• _WRITTEN INSTRUCTION_: Your task is to repeat the lines below exactly, excluding any pictures they contain.

• _MATERIAL FOR THE TASK_:
>>

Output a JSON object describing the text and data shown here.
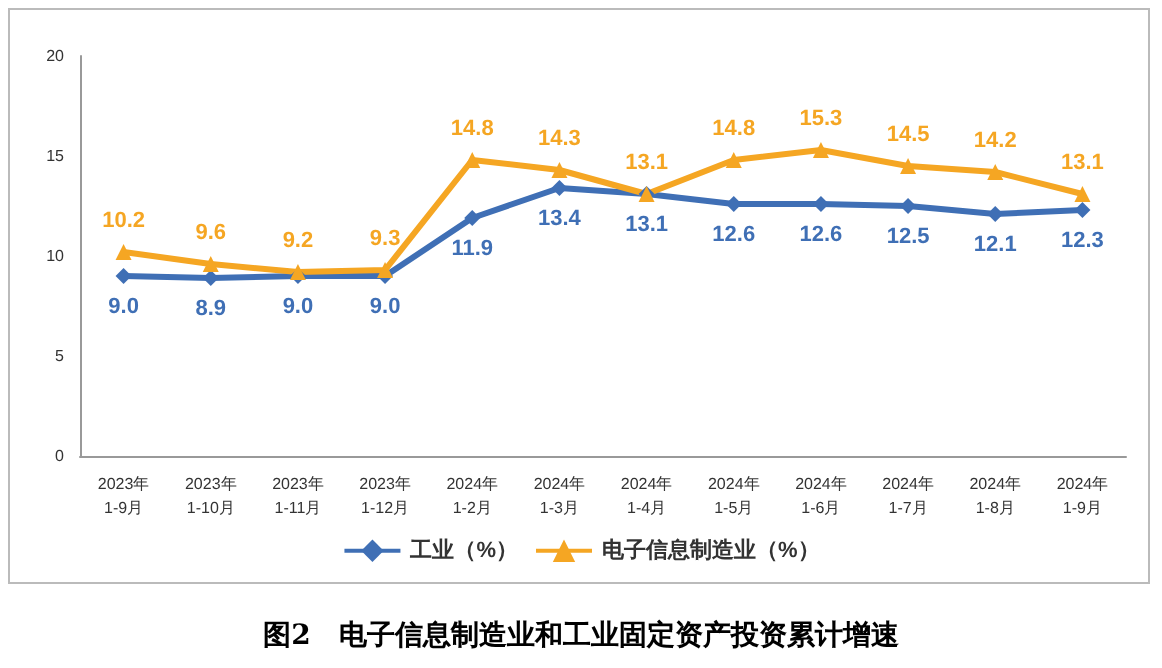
{
  "chart_data": {
    "type": "line",
    "title": "图2　电子信息制造业和工业固定资产投资累计增速",
    "categories": [
      "2023年\n1-9月",
      "2023年\n1-10月",
      "2023年\n1-11月",
      "2023年\n1-12月",
      "2024年\n1-2月",
      "2024年\n1-3月",
      "2024年\n1-4月",
      "2024年\n1-5月",
      "2024年\n1-6月",
      "2024年\n1-7月",
      "2024年\n1-8月",
      "2024年\n1-9月"
    ],
    "series": [
      {
        "name": "工业（%）",
        "color": "#3f6fb5",
        "marker": "diamond",
        "values": [
          9.0,
          8.9,
          9.0,
          9.0,
          11.9,
          13.4,
          13.1,
          12.6,
          12.6,
          12.5,
          12.1,
          12.3
        ],
        "value_labels": [
          "9.0",
          "8.9",
          "9.0",
          "9.0",
          "11.9",
          "13.4",
          "13.1",
          "12.6",
          "12.6",
          "12.5",
          "12.1",
          "12.3"
        ]
      },
      {
        "name": "电子信息制造业（%）",
        "color": "#f5a623",
        "marker": "triangle",
        "values": [
          10.2,
          9.6,
          9.2,
          9.3,
          14.8,
          14.3,
          13.1,
          14.8,
          15.3,
          14.5,
          14.2,
          13.1
        ],
        "value_labels": [
          "10.2",
          "9.6",
          "9.2",
          "9.3",
          "14.8",
          "14.3",
          "13.1",
          "14.8",
          "15.3",
          "14.5",
          "14.2",
          "13.1"
        ]
      }
    ],
    "ylim": [
      0,
      20
    ],
    "yticks": [
      0,
      5,
      10,
      15,
      20
    ],
    "grid": false,
    "legend": "bottom"
  }
}
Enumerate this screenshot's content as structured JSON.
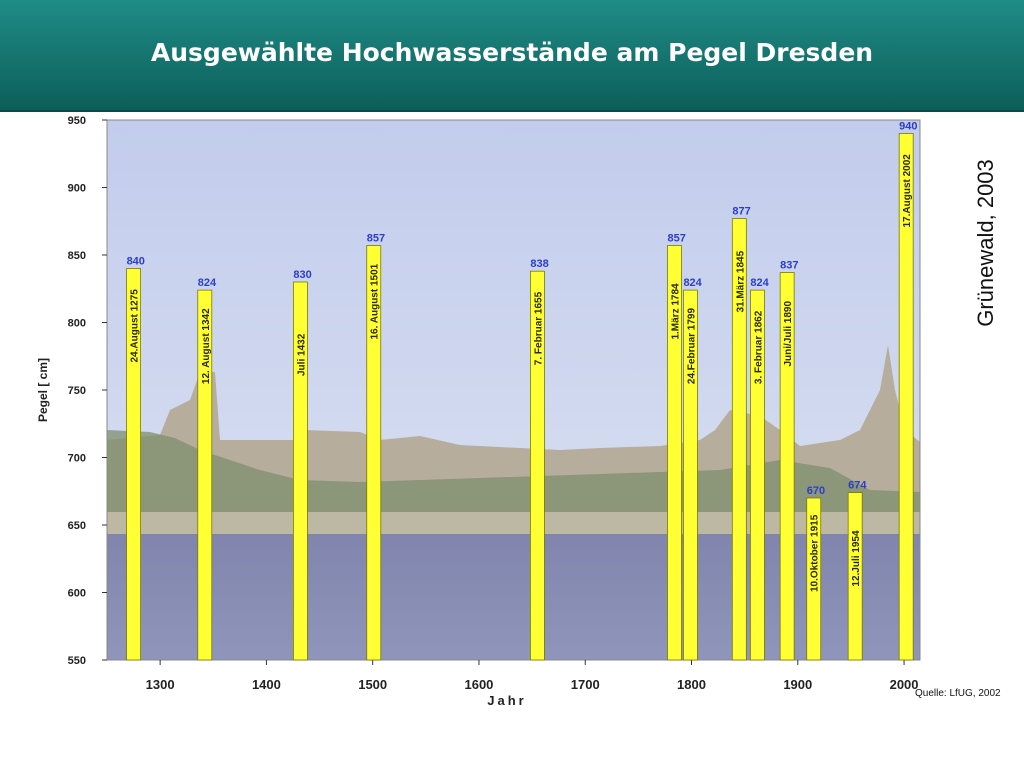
{
  "title": "Ausgewählte Hochwasserstände am Pegel Dresden",
  "author_note": "Grünewald, 2003",
  "source_note": "Quelle: LfUG, 2002",
  "colors": {
    "bar": "#ffff33",
    "bar_stroke": "#7a7a00",
    "value_label": "#2c3ec8",
    "header": "#137671"
  },
  "chart_data": {
    "type": "bar",
    "xlabel": "Jahr",
    "ylabel": "Pegel  [ cm]",
    "xlim": [
      1250,
      2015
    ],
    "ylim": [
      550,
      950
    ],
    "x_ticks": [
      1300,
      1400,
      1500,
      1600,
      1700,
      1800,
      1900,
      2000
    ],
    "y_ticks": [
      550,
      600,
      650,
      700,
      750,
      800,
      850,
      900,
      950
    ],
    "grid": false,
    "background": "photo of Dresden skyline at flood (Elbe)",
    "bars": [
      {
        "year": 1275,
        "value": 840,
        "value_label": "840",
        "date": "24.August 1275"
      },
      {
        "year": 1342,
        "value": 824,
        "value_label": "824",
        "date": "12. August 1342"
      },
      {
        "year": 1432,
        "value": 830,
        "value_label": "830",
        "date": "Juli 1432"
      },
      {
        "year": 1501,
        "value": 857,
        "value_label": "857",
        "date": "16. August 1501"
      },
      {
        "year": 1655,
        "value": 838,
        "value_label": "838",
        "date": "7. Februar 1655"
      },
      {
        "year": 1784,
        "value": 857,
        "value_label": "857",
        "date": "1.März 1784"
      },
      {
        "year": 1799,
        "value": 824,
        "value_label": "824",
        "date": "24.Februar 1799"
      },
      {
        "year": 1845,
        "value": 877,
        "value_label": "877",
        "date": "31.März 1845"
      },
      {
        "year": 1862,
        "value": 824,
        "value_label": "824",
        "date": "3. Februar 1862"
      },
      {
        "year": 1890,
        "value": 837,
        "value_label": "837",
        "date": "Juni/Juli 1890"
      },
      {
        "year": 1915,
        "value": 670,
        "value_label": "670",
        "date": "10.Oktober 1915"
      },
      {
        "year": 1954,
        "value": 674,
        "value_label": "674",
        "date": "12.Juli 1954"
      },
      {
        "year": 2002,
        "value": 940,
        "value_label": "940",
        "date": "17.August 2002"
      }
    ]
  }
}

<<

• _RESULT FOR THIS EXERCISE_:
Output a JSON object describing the text and data shown here.
{
  "chart_data": {
    "type": "line",
    "title": "图2　电子信息制造业和工业固定资产投资累计增速",
    "categories": [
      "2023年\n1-9月",
      "2023年\n1-10月",
      "2023年\n1-11月",
      "2023年\n1-12月",
      "2024年\n1-2月",
      "2024年\n1-3月",
      "2024年\n1-4月",
      "2024年\n1-5月",
      "2024年\n1-6月",
      "2024年\n1-7月",
      "2024年\n1-8月",
      "2024年\n1-9月"
    ],
    "series": [
      {
        "name": "工业（%）",
        "color": "#3f6fb5",
        "marker": "diamond",
        "values": [
          9.0,
          8.9,
          9.0,
          9.0,
          11.9,
          13.4,
          13.1,
          12.6,
          12.6,
          12.5,
          12.1,
          12.3
        ],
        "value_labels": [
          "9.0",
          "8.9",
          "9.0",
          "9.0",
          "11.9",
          "13.4",
          "13.1",
          "12.6",
          "12.6",
          "12.5",
          "12.1",
          "12.3"
        ]
      },
      {
        "name": "电子信息制造业（%）",
        "color": "#f5a623",
        "marker": "triangle",
        "values": [
          10.2,
          9.6,
          9.2,
          9.3,
          14.8,
          14.3,
          13.1,
          14.8,
          15.3,
          14.5,
          14.2,
          13.1
        ],
        "value_labels": [
          "10.2",
          "9.6",
          "9.2",
          "9.3",
          "14.8",
          "14.3",
          "13.1",
          "14.8",
          "15.3",
          "14.5",
          "14.2",
          "13.1"
        ]
      }
    ],
    "ylim": [
      0,
      20
    ],
    "yticks": [
      0,
      5,
      10,
      15,
      20
    ],
    "grid": false,
    "legend": "bottom"
  }
}
Enumerate this screenshot's content as structured JSON.
{
  "title": "Ausgewählte Hochwasserstände am Pegel Dresden",
  "author_note": "Grünewald, 2003",
  "source_note": "Quelle: LfUG, 2002",
  "colors": {
    "bar": "#ffff33",
    "bar_stroke": "#7a7a00",
    "value_label": "#2c3ec8",
    "header": "#137671"
  },
  "chart_data": {
    "type": "bar",
    "xlabel": "Jahr",
    "ylabel": "Pegel  [ cm]",
    "xlim": [
      1250,
      2015
    ],
    "ylim": [
      550,
      950
    ],
    "x_ticks": [
      1300,
      1400,
      1500,
      1600,
      1700,
      1800,
      1900,
      2000
    ],
    "y_ticks": [
      550,
      600,
      650,
      700,
      750,
      800,
      850,
      900,
      950
    ],
    "grid": false,
    "background": "photo of Dresden skyline at flood (Elbe)",
    "bars": [
      {
        "year": 1275,
        "value": 840,
        "value_label": "840",
        "date": "24.August 1275"
      },
      {
        "year": 1342,
        "value": 824,
        "value_label": "824",
        "date": "12. August 1342"
      },
      {
        "year": 1432,
        "value": 830,
        "value_label": "830",
        "date": "Juli 1432"
      },
      {
        "year": 1501,
        "value": 857,
        "value_label": "857",
        "date": "16. August 1501"
      },
      {
        "year": 1655,
        "value": 838,
        "value_label": "838",
        "date": "7. Februar 1655"
      },
      {
        "year": 1784,
        "value": 857,
        "value_label": "857",
        "date": "1.März 1784"
      },
      {
        "year": 1799,
        "value": 824,
        "value_label": "824",
        "date": "24.Februar 1799"
      },
      {
        "year": 1845,
        "value": 877,
        "value_label": "877",
        "date": "31.März 1845"
      },
      {
        "year": 1862,
        "value": 824,
        "value_label": "824",
        "date": "3. Februar 1862"
      },
      {
        "year": 1890,
        "value": 837,
        "value_label": "837",
        "date": "Juni/Juli 1890"
      },
      {
        "year": 1915,
        "value": 670,
        "value_label": "670",
        "date": "10.Oktober 1915"
      },
      {
        "year": 1954,
        "value": 674,
        "value_label": "674",
        "date": "12.Juli 1954"
      },
      {
        "year": 2002,
        "value": 940,
        "value_label": "940",
        "date": "17.August 2002"
      }
    ]
  }
}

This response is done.